[Input records]
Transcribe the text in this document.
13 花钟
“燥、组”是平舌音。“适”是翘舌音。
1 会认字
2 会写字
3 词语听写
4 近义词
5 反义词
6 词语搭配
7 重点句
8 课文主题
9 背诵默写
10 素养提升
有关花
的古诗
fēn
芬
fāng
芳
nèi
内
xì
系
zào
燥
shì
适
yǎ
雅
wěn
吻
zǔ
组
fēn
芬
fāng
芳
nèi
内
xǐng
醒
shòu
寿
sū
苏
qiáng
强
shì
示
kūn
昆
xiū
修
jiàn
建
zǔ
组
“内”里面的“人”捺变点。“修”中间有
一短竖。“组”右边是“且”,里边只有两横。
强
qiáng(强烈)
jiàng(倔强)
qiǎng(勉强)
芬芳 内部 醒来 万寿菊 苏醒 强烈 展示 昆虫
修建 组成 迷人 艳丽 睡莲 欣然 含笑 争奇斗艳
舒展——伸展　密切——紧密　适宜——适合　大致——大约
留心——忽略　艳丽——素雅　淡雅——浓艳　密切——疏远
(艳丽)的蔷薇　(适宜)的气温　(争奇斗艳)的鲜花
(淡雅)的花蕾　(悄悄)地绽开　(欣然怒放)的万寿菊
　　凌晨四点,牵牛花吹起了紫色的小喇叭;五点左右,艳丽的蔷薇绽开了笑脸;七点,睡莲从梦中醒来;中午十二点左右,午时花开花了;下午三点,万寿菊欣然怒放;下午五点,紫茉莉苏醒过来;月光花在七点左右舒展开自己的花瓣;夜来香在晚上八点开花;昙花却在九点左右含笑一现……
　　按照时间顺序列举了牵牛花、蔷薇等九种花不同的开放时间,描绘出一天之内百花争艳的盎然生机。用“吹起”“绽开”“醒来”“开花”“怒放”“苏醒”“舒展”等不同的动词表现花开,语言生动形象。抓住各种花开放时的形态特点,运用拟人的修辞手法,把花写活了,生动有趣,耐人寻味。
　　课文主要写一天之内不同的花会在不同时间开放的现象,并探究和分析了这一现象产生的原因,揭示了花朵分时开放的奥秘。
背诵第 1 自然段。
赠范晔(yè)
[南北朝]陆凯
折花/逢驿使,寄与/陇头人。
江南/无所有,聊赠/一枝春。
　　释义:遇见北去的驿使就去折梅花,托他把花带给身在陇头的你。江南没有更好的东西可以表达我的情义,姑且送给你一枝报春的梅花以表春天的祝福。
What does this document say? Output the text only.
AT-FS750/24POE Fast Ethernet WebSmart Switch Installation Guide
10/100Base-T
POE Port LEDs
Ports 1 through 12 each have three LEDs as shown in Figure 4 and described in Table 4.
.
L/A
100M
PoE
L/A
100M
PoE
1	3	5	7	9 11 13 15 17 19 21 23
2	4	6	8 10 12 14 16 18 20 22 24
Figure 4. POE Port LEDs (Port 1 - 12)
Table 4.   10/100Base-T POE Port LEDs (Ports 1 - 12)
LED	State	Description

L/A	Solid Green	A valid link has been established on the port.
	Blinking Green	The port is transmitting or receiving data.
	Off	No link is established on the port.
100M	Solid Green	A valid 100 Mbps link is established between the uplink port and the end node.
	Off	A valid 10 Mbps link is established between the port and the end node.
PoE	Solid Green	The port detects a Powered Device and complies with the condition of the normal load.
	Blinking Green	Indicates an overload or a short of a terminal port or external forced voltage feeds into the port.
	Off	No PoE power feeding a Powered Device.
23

[Your task] Extract all of the data shown above without alteration.

[Result of this task]
Transcribe the text in this document.
13 花钟
“燥、组”是平舌音。“适”是翘舌音。
1 会认字
2 会写字
3 词语听写
4 近义词
5 反义词
6 词语搭配
7 重点句
8 课文主题
9 背诵默写
10 素养提升
有关花
的古诗
fēn
芬
fāng
芳
nèi
内
xì
系
zào
燥
shì
适
yǎ
雅
wěn
吻
zǔ
组
fēn
芬
fāng
芳
nèi
内
xǐng
醒
shòu
寿
sū
苏
qiáng
强
shì
示
kūn
昆
xiū
修
jiàn
建
zǔ
组
“内”里面的“人”捺变点。“修”中间有
一短竖。“组”右边是“且”,里边只有两横。
强
qiáng(强烈)
jiàng(倔强)
qiǎng(勉强)
芬芳 内部 醒来 万寿菊 苏醒 强烈 展示 昆虫
修建 组成 迷人 艳丽 睡莲 欣然 含笑 争奇斗艳
舒展——伸展　密切——紧密　适宜——适合　大致——大约
留心——忽略　艳丽——素雅　淡雅——浓艳　密切——疏远
(艳丽)的蔷薇　(适宜)的气温　(争奇斗艳)的鲜花
(淡雅)的花蕾　(悄悄)地绽开　(欣然怒放)的万寿菊
　　凌晨四点,牵牛花吹起了紫色的小喇叭;五点左右,艳丽的蔷薇绽开了笑脸;七点,睡莲从梦中醒来;中午十二点左右,午时花开花了;下午三点,万寿菊欣然怒放;下午五点,紫茉莉苏醒过来;月光花在七点左右舒展开自己的花瓣;夜来香在晚上八点开花;昙花却在九点左右含笑一现……
　　按照时间顺序列举了牵牛花、蔷薇等九种花不同的开放时间,描绘出一天之内百花争艳的盎然生机。用“吹起”“绽开”“醒来”“开花”“怒放”“苏醒”“舒展”等不同的动词表现花开,语言生动形象。抓住各种花开放时的形态特点,运用拟人的修辞手法,把花写活了,生动有趣,耐人寻味。
　　课文主要写一天之内不同的花会在不同时间开放的现象,并探究和分析了这一现象产生的原因,揭示了花朵分时开放的奥秘。
背诵第 1 自然段。
赠范晔(yè)
[南北朝]陆凯
折花/逢驿使,寄与/陇头人。
江南/无所有,聊赠/一枝春。
　　释义:遇见北去的驿使就去折梅花,托他把花带给身在陇头的你。江南没有更好的东西可以表达我的情义,姑且送给你一枝报春的梅花以表春天的祝福。
What does this document say? Output the text only.
AT-FS750/24POE Fast Ethernet WebSmart Switch Installation Guide
10/100Base-T
POE Port LEDs
Ports 1 through 12 each have three LEDs as shown in Figure 4 and described in Table 4.
.
L/A
100M
PoE
L/A
100M
PoE
1	3	5	7	9 11 13 15 17 19 21 23
2	4	6	8 10 12 14 16 18 20 22 24
Figure 4. POE Port LEDs (Port 1 - 12)
Table 4.   10/100Base-T POE Port LEDs (Ports 1 - 12)
LED	State	Description

L/A	Solid Green	A valid link has been established on the port.
	Blinking Green	The port is transmitting or receiving data.
	Off	No link is established on the port.
100M	Solid Green	A valid 100 Mbps link is established between the uplink port and the end node.
	Off	A valid 10 Mbps link is established between the port and the end node.
PoE	Solid Green	The port detects a Powered Device and complies with the condition of the normal load.
	Blinking Green	Indicates an overload or a short of a terminal port or external forced voltage feeds into the port.
	Off	No PoE power feeding a Powered Device.
23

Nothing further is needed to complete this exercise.